WORK TO BE COMPLETED ->
What is needed is a word-for-word copy of all the entries, minus the pictures.
##### RECORDS SHOWN
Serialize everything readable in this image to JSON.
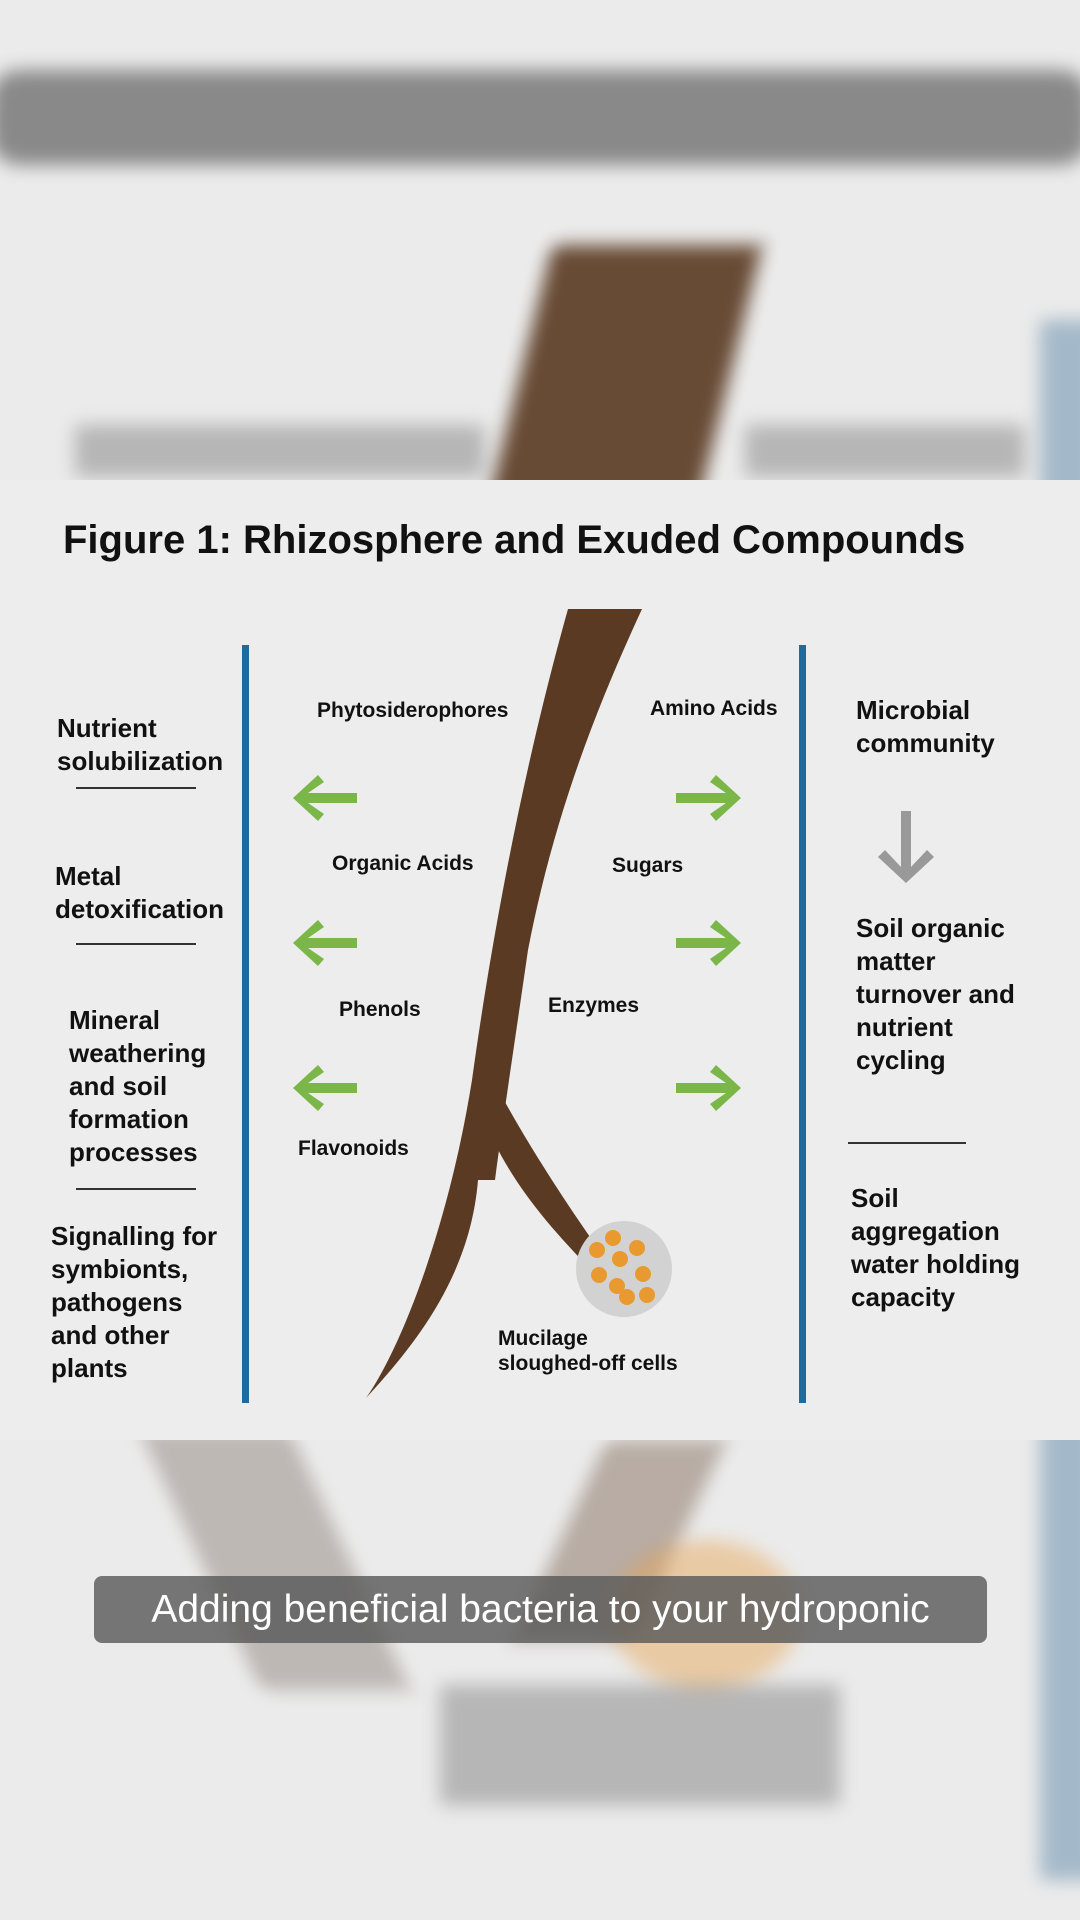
{
  "figure": {
    "title": "Figure 1: Rhizosphere and Exuded Compounds",
    "left_labels": [
      "Nutrient\nsolubilization",
      "Metal\ndetoxification",
      "Mineral\nweathering\nand soil\nformation\nprocesses",
      "Signalling for\nsymbionts,\npathogens\nand other\nplants"
    ],
    "right_labels": [
      "Microbial\ncommunity",
      "Soil organic\nmatter\nturnover and\nnutrient\ncycling",
      "Soil\naggregation\nwater holding\ncapacity"
    ],
    "compounds_left": [
      "Phytosiderophores",
      "Organic Acids",
      "Phenols",
      "Flavonoids"
    ],
    "compounds_right": [
      "Amino Acids",
      "Sugars",
      "Enzymes"
    ],
    "root_tip_label": "Mucilage\nsloughed-off cells",
    "colors": {
      "divider_blue": "#1d6a9c",
      "arrow_green": "#7ab648",
      "arrow_gray": "#999999",
      "root_brown": "#5a3a22",
      "cell_orange": "#e89a30"
    },
    "icons": [
      "arrow-left-icon",
      "arrow-right-icon",
      "arrow-down-icon"
    ]
  },
  "caption": {
    "text": "Adding beneficial bacteria to your hydroponic"
  }
}
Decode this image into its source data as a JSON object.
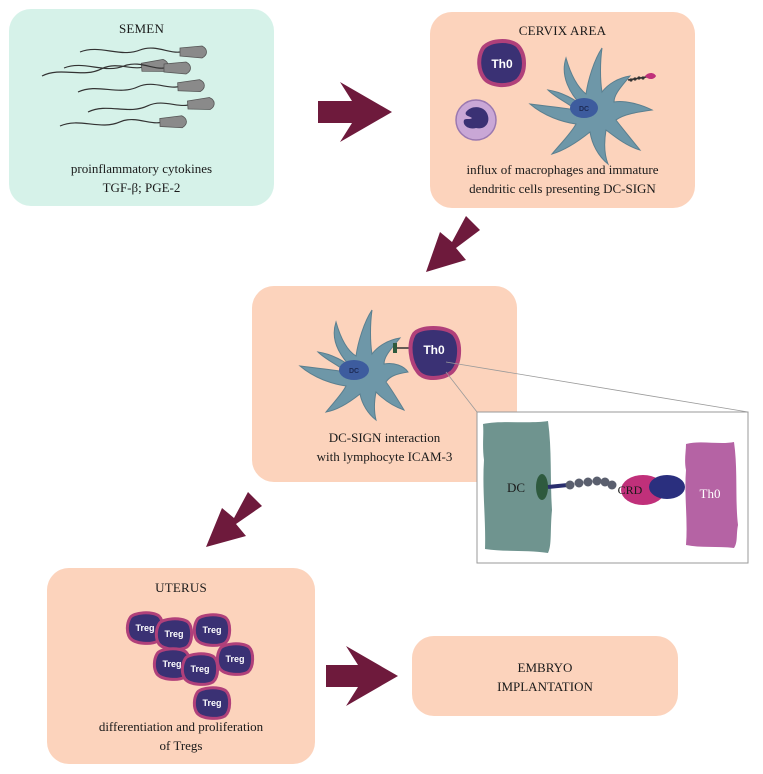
{
  "semen": {
    "title": "SEMEN",
    "caption_line1": "proinflammatory cytokines",
    "caption_line2": "TGF-β; PGE-2"
  },
  "cervix": {
    "title": "CERVIX AREA",
    "caption_line1": "influx of macrophages and immature",
    "caption_line2": "dendritic cells presenting DC-SIGN",
    "th0_label": "Th0",
    "dc_label": "DC"
  },
  "interaction": {
    "caption_line1": "DC-SIGN interaction",
    "caption_line2": "with lymphocyte ICAM-3",
    "th0_label": "Th0",
    "dc_label": "DC"
  },
  "zoom_inset": {
    "dc_label": "DC",
    "crd_label": "CRD",
    "th0_label": "Th0"
  },
  "uterus": {
    "title": "UTERUS",
    "caption_line1": "differentiation and proliferation",
    "caption_line2": "of Tregs",
    "treg_label": "Treg"
  },
  "embryo": {
    "line1": "EMBRYO",
    "line2": "IMPLANTATION"
  },
  "colors": {
    "arrow": "#6e1a3c",
    "green_box": "#d6f2e9",
    "peach_box": "#fcd3bc",
    "dc_cell": "#6e97a8",
    "lymphocyte": "#3a3174",
    "lymphocyte_border": "#b0407a",
    "th0_membrane": "#b563a4"
  }
}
##########
RESULT OF THIS TASK ->
Serialize everything readable in this image to JSON.
{
  "figure": {
    "title": "Figure 1: Rhizosphere and Exuded Compounds",
    "left_labels": [
      "Nutrient\nsolubilization",
      "Metal\ndetoxification",
      "Mineral\nweathering\nand soil\nformation\nprocesses",
      "Signalling for\nsymbionts,\npathogens\nand other\nplants"
    ],
    "right_labels": [
      "Microbial\ncommunity",
      "Soil organic\nmatter\nturnover and\nnutrient\ncycling",
      "Soil\naggregation\nwater holding\ncapacity"
    ],
    "compounds_left": [
      "Phytosiderophores",
      "Organic Acids",
      "Phenols",
      "Flavonoids"
    ],
    "compounds_right": [
      "Amino Acids",
      "Sugars",
      "Enzymes"
    ],
    "root_tip_label": "Mucilage\nsloughed-off cells",
    "colors": {
      "divider_blue": "#1d6a9c",
      "arrow_green": "#7ab648",
      "arrow_gray": "#999999",
      "root_brown": "#5a3a22",
      "cell_orange": "#e89a30"
    },
    "icons": [
      "arrow-left-icon",
      "arrow-right-icon",
      "arrow-down-icon"
    ]
  },
  "caption": {
    "text": "Adding beneficial bacteria to your hydroponic"
  }
}
Decode this image into its source data as a JSON object.
{
  "semen": {
    "title": "SEMEN",
    "caption_line1": "proinflammatory cytokines",
    "caption_line2": "TGF-β; PGE-2"
  },
  "cervix": {
    "title": "CERVIX AREA",
    "caption_line1": "influx of macrophages and immature",
    "caption_line2": "dendritic cells presenting DC-SIGN",
    "th0_label": "Th0",
    "dc_label": "DC"
  },
  "interaction": {
    "caption_line1": "DC-SIGN interaction",
    "caption_line2": "with lymphocyte ICAM-3",
    "th0_label": "Th0",
    "dc_label": "DC"
  },
  "zoom_inset": {
    "dc_label": "DC",
    "crd_label": "CRD",
    "th0_label": "Th0"
  },
  "uterus": {
    "title": "UTERUS",
    "caption_line1": "differentiation and proliferation",
    "caption_line2": "of Tregs",
    "treg_label": "Treg"
  },
  "embryo": {
    "line1": "EMBRYO",
    "line2": "IMPLANTATION"
  },
  "colors": {
    "arrow": "#6e1a3c",
    "green_box": "#d6f2e9",
    "peach_box": "#fcd3bc",
    "dc_cell": "#6e97a8",
    "lymphocyte": "#3a3174",
    "lymphocyte_border": "#b0407a",
    "th0_membrane": "#b563a4"
  }
}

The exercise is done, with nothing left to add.